-- start of INPUT FOR THIS TASK --

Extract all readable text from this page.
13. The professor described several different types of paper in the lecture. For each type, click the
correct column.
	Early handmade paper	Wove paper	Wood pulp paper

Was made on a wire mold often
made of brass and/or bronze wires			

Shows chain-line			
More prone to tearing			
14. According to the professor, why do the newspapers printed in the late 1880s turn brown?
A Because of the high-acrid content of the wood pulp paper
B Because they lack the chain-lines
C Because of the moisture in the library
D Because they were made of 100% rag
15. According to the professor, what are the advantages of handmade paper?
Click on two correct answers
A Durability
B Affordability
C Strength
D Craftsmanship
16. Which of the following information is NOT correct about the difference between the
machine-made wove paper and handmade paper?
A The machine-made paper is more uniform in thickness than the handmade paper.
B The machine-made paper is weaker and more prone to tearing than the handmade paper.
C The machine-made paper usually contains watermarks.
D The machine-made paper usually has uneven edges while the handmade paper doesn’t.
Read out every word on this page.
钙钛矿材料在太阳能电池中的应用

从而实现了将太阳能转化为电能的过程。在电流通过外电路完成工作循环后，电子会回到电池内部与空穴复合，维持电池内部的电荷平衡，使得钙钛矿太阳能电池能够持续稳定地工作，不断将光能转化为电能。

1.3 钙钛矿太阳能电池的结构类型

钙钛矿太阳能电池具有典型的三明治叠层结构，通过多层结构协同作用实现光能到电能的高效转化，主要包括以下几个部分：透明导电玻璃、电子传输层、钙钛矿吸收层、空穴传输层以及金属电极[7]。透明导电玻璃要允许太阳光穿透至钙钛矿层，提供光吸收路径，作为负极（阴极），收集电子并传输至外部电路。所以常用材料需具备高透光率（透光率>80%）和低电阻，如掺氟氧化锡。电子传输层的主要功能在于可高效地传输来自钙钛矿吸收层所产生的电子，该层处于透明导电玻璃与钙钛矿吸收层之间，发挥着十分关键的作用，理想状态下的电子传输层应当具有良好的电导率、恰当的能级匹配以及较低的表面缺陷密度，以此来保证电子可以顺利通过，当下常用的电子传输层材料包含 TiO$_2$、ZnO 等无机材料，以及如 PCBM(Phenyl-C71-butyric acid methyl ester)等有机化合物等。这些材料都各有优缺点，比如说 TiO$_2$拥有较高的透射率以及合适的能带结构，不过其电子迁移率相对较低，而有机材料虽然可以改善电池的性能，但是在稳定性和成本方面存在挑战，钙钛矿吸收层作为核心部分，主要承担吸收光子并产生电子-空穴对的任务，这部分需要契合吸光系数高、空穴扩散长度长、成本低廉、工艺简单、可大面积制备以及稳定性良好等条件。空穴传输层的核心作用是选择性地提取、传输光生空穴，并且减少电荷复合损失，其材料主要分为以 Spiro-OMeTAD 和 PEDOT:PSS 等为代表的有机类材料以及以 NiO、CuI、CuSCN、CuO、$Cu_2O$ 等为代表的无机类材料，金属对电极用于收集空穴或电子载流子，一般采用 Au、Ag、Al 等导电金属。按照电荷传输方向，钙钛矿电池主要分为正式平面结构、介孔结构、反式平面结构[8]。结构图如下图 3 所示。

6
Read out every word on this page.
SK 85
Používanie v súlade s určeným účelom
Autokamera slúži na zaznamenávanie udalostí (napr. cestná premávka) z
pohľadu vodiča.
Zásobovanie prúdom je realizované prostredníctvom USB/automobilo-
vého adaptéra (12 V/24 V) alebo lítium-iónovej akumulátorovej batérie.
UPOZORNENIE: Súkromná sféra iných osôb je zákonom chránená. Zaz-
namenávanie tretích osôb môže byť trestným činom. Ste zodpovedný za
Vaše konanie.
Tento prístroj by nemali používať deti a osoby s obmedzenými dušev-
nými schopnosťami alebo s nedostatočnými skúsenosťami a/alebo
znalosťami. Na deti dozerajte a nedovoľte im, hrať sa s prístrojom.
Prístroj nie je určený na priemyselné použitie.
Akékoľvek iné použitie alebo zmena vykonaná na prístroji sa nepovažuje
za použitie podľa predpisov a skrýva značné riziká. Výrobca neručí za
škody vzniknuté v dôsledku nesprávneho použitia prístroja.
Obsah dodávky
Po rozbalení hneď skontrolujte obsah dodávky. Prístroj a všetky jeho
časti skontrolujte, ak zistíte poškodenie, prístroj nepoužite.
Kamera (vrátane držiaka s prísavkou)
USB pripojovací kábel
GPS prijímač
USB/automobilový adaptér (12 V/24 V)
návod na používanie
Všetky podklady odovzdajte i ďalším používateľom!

-- end of INPUT FOR THIS TASK --

GIVEN REQUEST - All of the lines above must be returned exactly.

RESPONSE TO THE TASK -
Extract all readable text from this page.
13. The professor described several different types of paper in the lecture. For each type, click the
correct column.
	Early handmade paper	Wove paper	Wood pulp paper

Was made on a wire mold often
made of brass and/or bronze wires			

Shows chain-line			
More prone to tearing			
14. According to the professor, why do the newspapers printed in the late 1880s turn brown?
A Because of the high-acrid content of the wood pulp paper
B Because they lack the chain-lines
C Because of the moisture in the library
D Because they were made of 100% rag
15. According to the professor, what are the advantages of handmade paper?
Click on two correct answers
A Durability
B Affordability
C Strength
D Craftsmanship
16. Which of the following information is NOT correct about the difference between the
machine-made wove paper and handmade paper?
A The machine-made paper is more uniform in thickness than the handmade paper.
B The machine-made paper is weaker and more prone to tearing than the handmade paper.
C The machine-made paper usually contains watermarks.
D The machine-made paper usually has uneven edges while the handmade paper doesn’t.
Read out every word on this page.
钙钛矿材料在太阳能电池中的应用

从而实现了将太阳能转化为电能的过程。在电流通过外电路完成工作循环后，电子会回到电池内部与空穴复合，维持电池内部的电荷平衡，使得钙钛矿太阳能电池能够持续稳定地工作，不断将光能转化为电能。

1.3 钙钛矿太阳能电池的结构类型

钙钛矿太阳能电池具有典型的三明治叠层结构，通过多层结构协同作用实现光能到电能的高效转化，主要包括以下几个部分：透明导电玻璃、电子传输层、钙钛矿吸收层、空穴传输层以及金属电极[7]。透明导电玻璃要允许太阳光穿透至钙钛矿层，提供光吸收路径，作为负极（阴极），收集电子并传输至外部电路。所以常用材料需具备高透光率（透光率>80%）和低电阻，如掺氟氧化锡。电子传输层的主要功能在于可高效地传输来自钙钛矿吸收层所产生的电子，该层处于透明导电玻璃与钙钛矿吸收层之间，发挥着十分关键的作用，理想状态下的电子传输层应当具有良好的电导率、恰当的能级匹配以及较低的表面缺陷密度，以此来保证电子可以顺利通过，当下常用的电子传输层材料包含 TiO$_2$、ZnO 等无机材料，以及如 PCBM(Phenyl-C71-butyric acid methyl ester)等有机化合物等。这些材料都各有优缺点，比如说 TiO$_2$拥有较高的透射率以及合适的能带结构，不过其电子迁移率相对较低，而有机材料虽然可以改善电池的性能，但是在稳定性和成本方面存在挑战，钙钛矿吸收层作为核心部分，主要承担吸收光子并产生电子-空穴对的任务，这部分需要契合吸光系数高、空穴扩散长度长、成本低廉、工艺简单、可大面积制备以及稳定性良好等条件。空穴传输层的核心作用是选择性地提取、传输光生空穴，并且减少电荷复合损失，其材料主要分为以 Spiro-OMeTAD 和 PEDOT:PSS 等为代表的有机类材料以及以 NiO、CuI、CuSCN、CuO、$Cu_2O$ 等为代表的无机类材料，金属对电极用于收集空穴或电子载流子，一般采用 Au、Ag、Al 等导电金属。按照电荷传输方向，钙钛矿电池主要分为正式平面结构、介孔结构、反式平面结构[8]。结构图如下图 3 所示。

6
Read out every word on this page.
SK 85
Používanie v súlade s určeným účelom
Autokamera slúži na zaznamenávanie udalostí (napr. cestná premávka) z
pohľadu vodiča.
Zásobovanie prúdom je realizované prostredníctvom USB/automobilo-
vého adaptéra (12 V/24 V) alebo lítium-iónovej akumulátorovej batérie.
UPOZORNENIE: Súkromná sféra iných osôb je zákonom chránená. Zaz-
namenávanie tretích osôb môže byť trestným činom. Ste zodpovedný za
Vaše konanie.
Tento prístroj by nemali používať deti a osoby s obmedzenými dušev-
nými schopnosťami alebo s nedostatočnými skúsenosťami a/alebo
znalosťami. Na deti dozerajte a nedovoľte im, hrať sa s prístrojom.
Prístroj nie je určený na priemyselné použitie.
Akékoľvek iné použitie alebo zmena vykonaná na prístroji sa nepovažuje
za použitie podľa predpisov a skrýva značné riziká. Výrobca neručí za
škody vzniknuté v dôsledku nesprávneho použitia prístroja.
Obsah dodávky
Po rozbalení hneď skontrolujte obsah dodávky. Prístroj a všetky jeho
časti skontrolujte, ak zistíte poškodenie, prístroj nepoužite.
Kamera (vrátane držiaka s prísavkou)
USB pripojovací kábel
GPS prijímač
USB/automobilový adaptér (12 V/24 V)
návod na používanie
Všetky podklady odovzdajte i ďalším používateľom!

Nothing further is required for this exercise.